[Data for this task]
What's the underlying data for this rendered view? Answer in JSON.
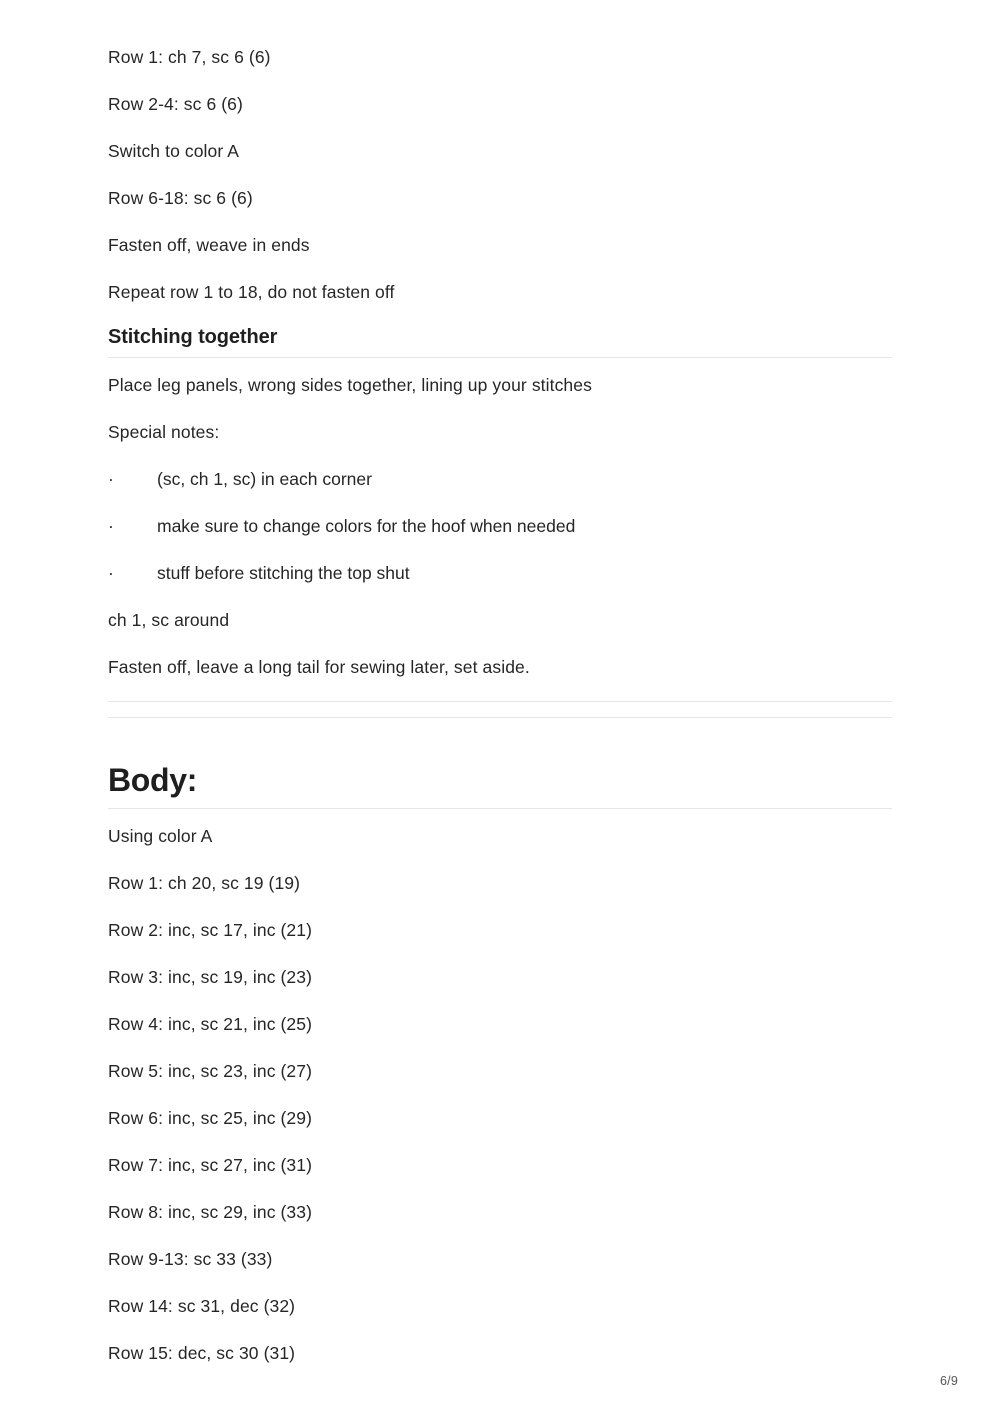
{
  "document": {
    "page_label": "6/9",
    "intro_paragraphs": [
      "Row 1: ch 7, sc 6 (6)",
      "Row 2-4: sc 6 (6)",
      "Switch to color A",
      "Row 6-18: sc 6 (6)",
      "Fasten off, weave in ends",
      "Repeat row 1 to 18, do not fasten off"
    ],
    "stitching_section": {
      "heading": "Stitching together",
      "intro": "Place leg panels, wrong sides together, lining up your stitches",
      "notes_label": "Special notes:",
      "bullet_marker": "·",
      "bullets": [
        "(sc, ch 1, sc) in each corner",
        "make sure to change colors for the hoof when needed",
        "stuff before stitching the top shut"
      ],
      "after_bullets": [
        "ch 1, sc around",
        "Fasten off, leave a long tail for sewing later, set aside."
      ]
    },
    "body_section": {
      "heading": "Body:",
      "paragraphs": [
        "Using color A",
        "Row 1: ch 20, sc 19 (19)",
        "Row 2: inc, sc 17, inc (21)",
        "Row 3: inc, sc 19, inc (23)",
        "Row 4: inc, sc 21, inc (25)",
        "Row 5: inc, sc 23, inc (27)",
        "Row 6: inc, sc 25, inc (29)",
        "Row 7: inc, sc 27, inc (31)",
        "Row 8: inc, sc 29, inc (33)",
        "Row 9-13: sc 33 (33)",
        "Row 14: sc 31, dec (32)",
        "Row 15: dec, sc 30 (31)"
      ]
    }
  }
}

[Prompt]
The records above must be transcribed exactly. Pictures are left out of the copy.

[Result of this exercise]
What's the underlying data for this rendered view? Answer in JSON.
{
  "document": {
    "page_label": "6/9",
    "intro_paragraphs": [
      "Row 1: ch 7, sc 6 (6)",
      "Row 2-4: sc 6 (6)",
      "Switch to color A",
      "Row 6-18: sc 6 (6)",
      "Fasten off, weave in ends",
      "Repeat row 1 to 18, do not fasten off"
    ],
    "stitching_section": {
      "heading": "Stitching together",
      "intro": "Place leg panels, wrong sides together, lining up your stitches",
      "notes_label": "Special notes:",
      "bullet_marker": "·",
      "bullets": [
        "(sc, ch 1, sc) in each corner",
        "make sure to change colors for the hoof when needed",
        "stuff before stitching the top shut"
      ],
      "after_bullets": [
        "ch 1, sc around",
        "Fasten off, leave a long tail for sewing later, set aside."
      ]
    },
    "body_section": {
      "heading": "Body:",
      "paragraphs": [
        "Using color A",
        "Row 1: ch 20, sc 19 (19)",
        "Row 2: inc, sc 17, inc (21)",
        "Row 3: inc, sc 19, inc (23)",
        "Row 4: inc, sc 21, inc (25)",
        "Row 5: inc, sc 23, inc (27)",
        "Row 6: inc, sc 25, inc (29)",
        "Row 7: inc, sc 27, inc (31)",
        "Row 8: inc, sc 29, inc (33)",
        "Row 9-13: sc 33 (33)",
        "Row 14: sc 31, dec (32)",
        "Row 15: dec, sc 30 (31)"
      ]
    }
  }
}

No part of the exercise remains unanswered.